- Directive:
Extract each line from the entries below that has the string "Abstract" in it.

- Input rows:
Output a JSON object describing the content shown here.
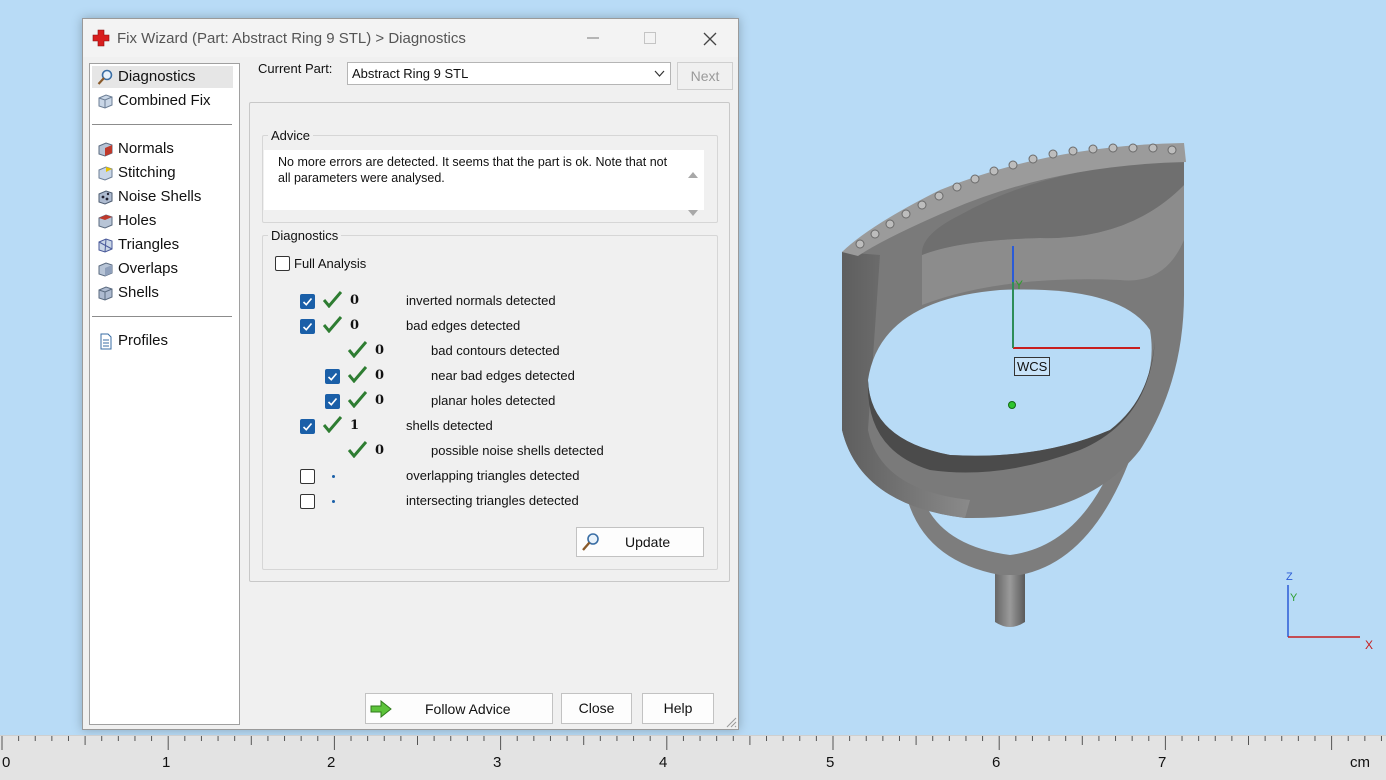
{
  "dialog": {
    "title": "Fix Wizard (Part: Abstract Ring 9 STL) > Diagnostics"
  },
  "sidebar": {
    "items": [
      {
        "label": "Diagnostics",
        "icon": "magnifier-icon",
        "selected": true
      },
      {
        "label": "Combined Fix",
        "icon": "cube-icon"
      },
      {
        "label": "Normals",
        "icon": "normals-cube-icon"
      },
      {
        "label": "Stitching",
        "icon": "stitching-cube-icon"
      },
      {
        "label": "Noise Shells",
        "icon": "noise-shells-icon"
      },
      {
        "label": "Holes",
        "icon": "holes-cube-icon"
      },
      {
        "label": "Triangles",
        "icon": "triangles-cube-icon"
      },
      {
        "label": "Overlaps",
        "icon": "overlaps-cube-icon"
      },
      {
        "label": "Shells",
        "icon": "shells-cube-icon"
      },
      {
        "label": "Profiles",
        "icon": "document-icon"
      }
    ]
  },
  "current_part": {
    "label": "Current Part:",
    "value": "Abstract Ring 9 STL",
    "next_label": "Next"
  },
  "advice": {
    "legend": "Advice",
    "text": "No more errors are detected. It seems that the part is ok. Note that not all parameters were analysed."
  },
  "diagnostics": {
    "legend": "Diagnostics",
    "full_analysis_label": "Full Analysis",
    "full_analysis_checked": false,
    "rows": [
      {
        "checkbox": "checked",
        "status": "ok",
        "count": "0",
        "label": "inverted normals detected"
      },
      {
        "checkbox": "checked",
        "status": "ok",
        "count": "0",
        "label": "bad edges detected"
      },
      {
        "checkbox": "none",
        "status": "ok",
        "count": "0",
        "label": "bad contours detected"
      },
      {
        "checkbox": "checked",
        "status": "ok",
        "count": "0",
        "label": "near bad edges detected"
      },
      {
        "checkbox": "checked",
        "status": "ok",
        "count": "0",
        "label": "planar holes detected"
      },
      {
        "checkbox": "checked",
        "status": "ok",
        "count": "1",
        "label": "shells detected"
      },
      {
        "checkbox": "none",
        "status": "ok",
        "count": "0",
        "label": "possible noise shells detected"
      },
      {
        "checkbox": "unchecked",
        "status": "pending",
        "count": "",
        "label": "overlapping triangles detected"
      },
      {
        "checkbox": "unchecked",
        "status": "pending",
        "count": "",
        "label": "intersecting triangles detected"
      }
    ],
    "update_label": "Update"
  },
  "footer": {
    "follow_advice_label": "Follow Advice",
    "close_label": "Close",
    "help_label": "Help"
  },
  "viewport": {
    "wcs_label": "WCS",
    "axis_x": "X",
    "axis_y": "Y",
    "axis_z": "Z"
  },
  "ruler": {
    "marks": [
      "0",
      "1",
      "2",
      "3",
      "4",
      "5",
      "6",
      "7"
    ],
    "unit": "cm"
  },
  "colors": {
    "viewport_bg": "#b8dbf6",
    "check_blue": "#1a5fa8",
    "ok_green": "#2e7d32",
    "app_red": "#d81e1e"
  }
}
==
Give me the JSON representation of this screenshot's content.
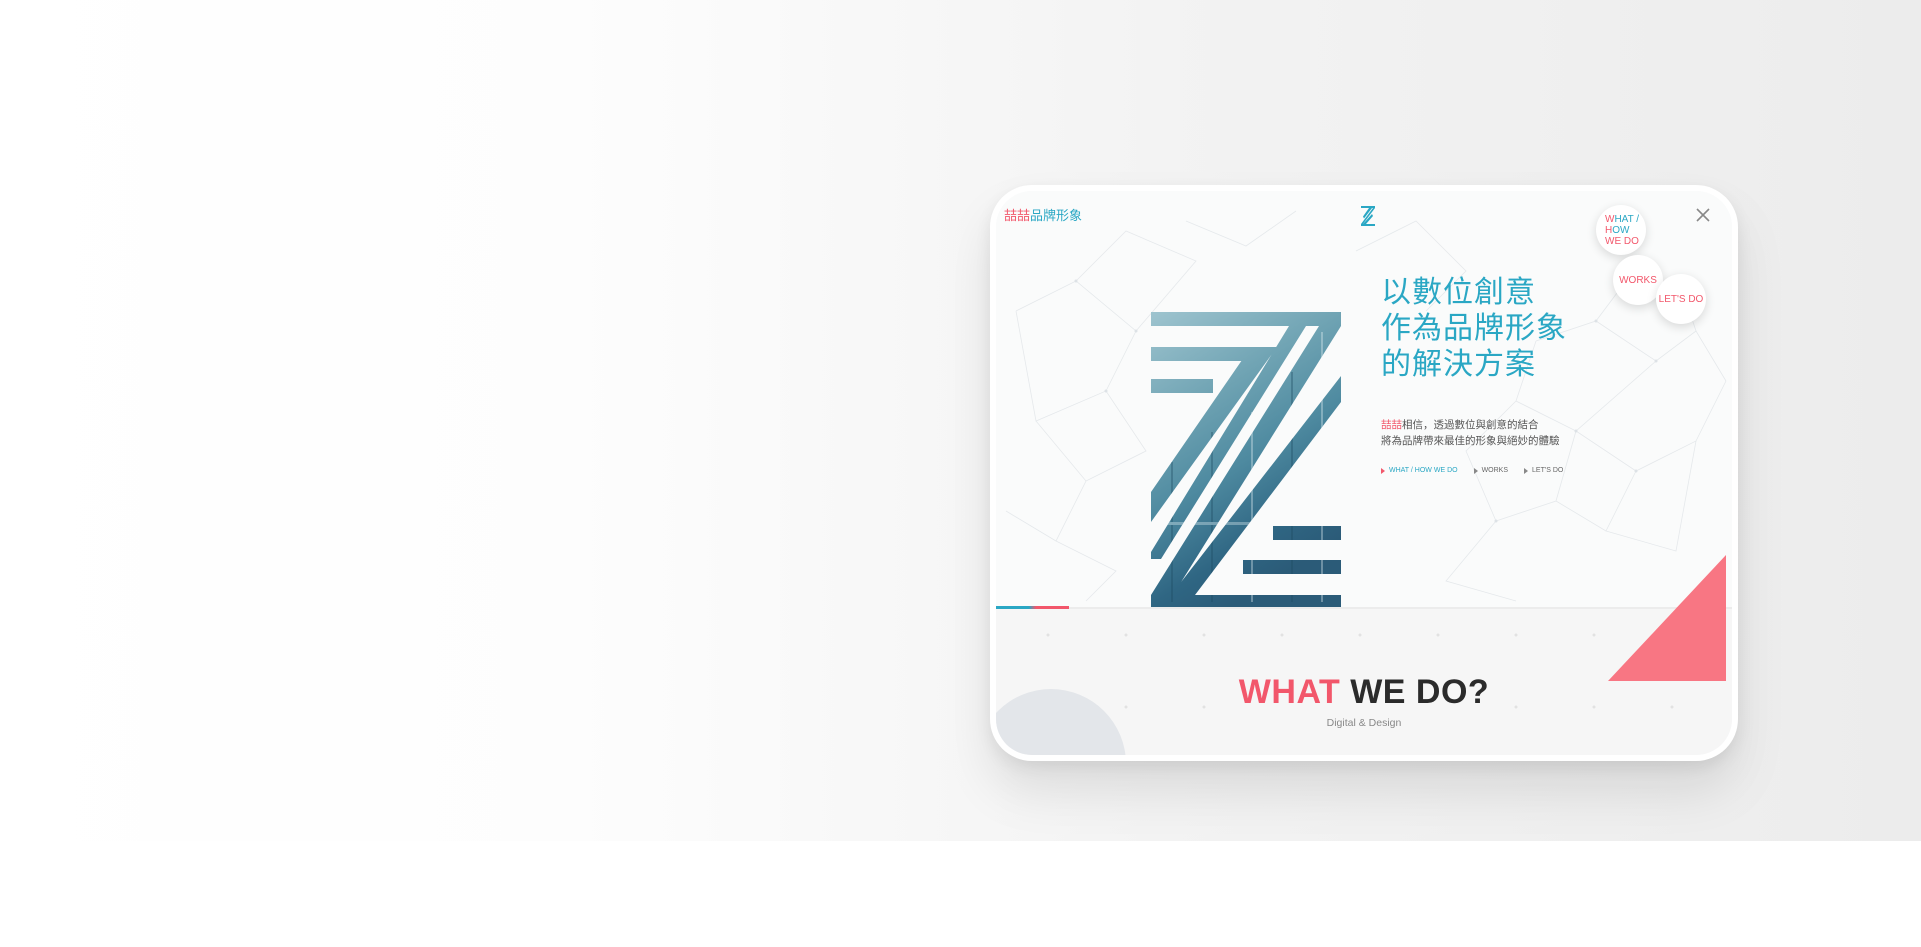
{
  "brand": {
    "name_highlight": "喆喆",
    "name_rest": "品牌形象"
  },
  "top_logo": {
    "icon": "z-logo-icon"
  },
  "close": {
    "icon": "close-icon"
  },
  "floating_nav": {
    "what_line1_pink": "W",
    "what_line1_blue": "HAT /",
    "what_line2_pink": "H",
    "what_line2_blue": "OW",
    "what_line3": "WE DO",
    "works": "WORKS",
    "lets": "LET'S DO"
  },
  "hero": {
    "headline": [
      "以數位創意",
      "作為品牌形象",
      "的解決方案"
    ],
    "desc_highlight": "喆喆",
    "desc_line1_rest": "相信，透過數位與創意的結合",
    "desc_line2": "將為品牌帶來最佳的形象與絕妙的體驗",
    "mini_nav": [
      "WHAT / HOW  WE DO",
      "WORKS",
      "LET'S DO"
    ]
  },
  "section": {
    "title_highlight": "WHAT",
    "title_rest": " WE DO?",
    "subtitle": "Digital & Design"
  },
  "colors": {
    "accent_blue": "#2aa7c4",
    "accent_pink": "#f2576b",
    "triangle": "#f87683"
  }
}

- Solution to the exercise:
    "title": "Fix Wizard (Part: Abstract Ring 9 STL) > Diagnostics"
    "value": "Abstract Ring 9 STL",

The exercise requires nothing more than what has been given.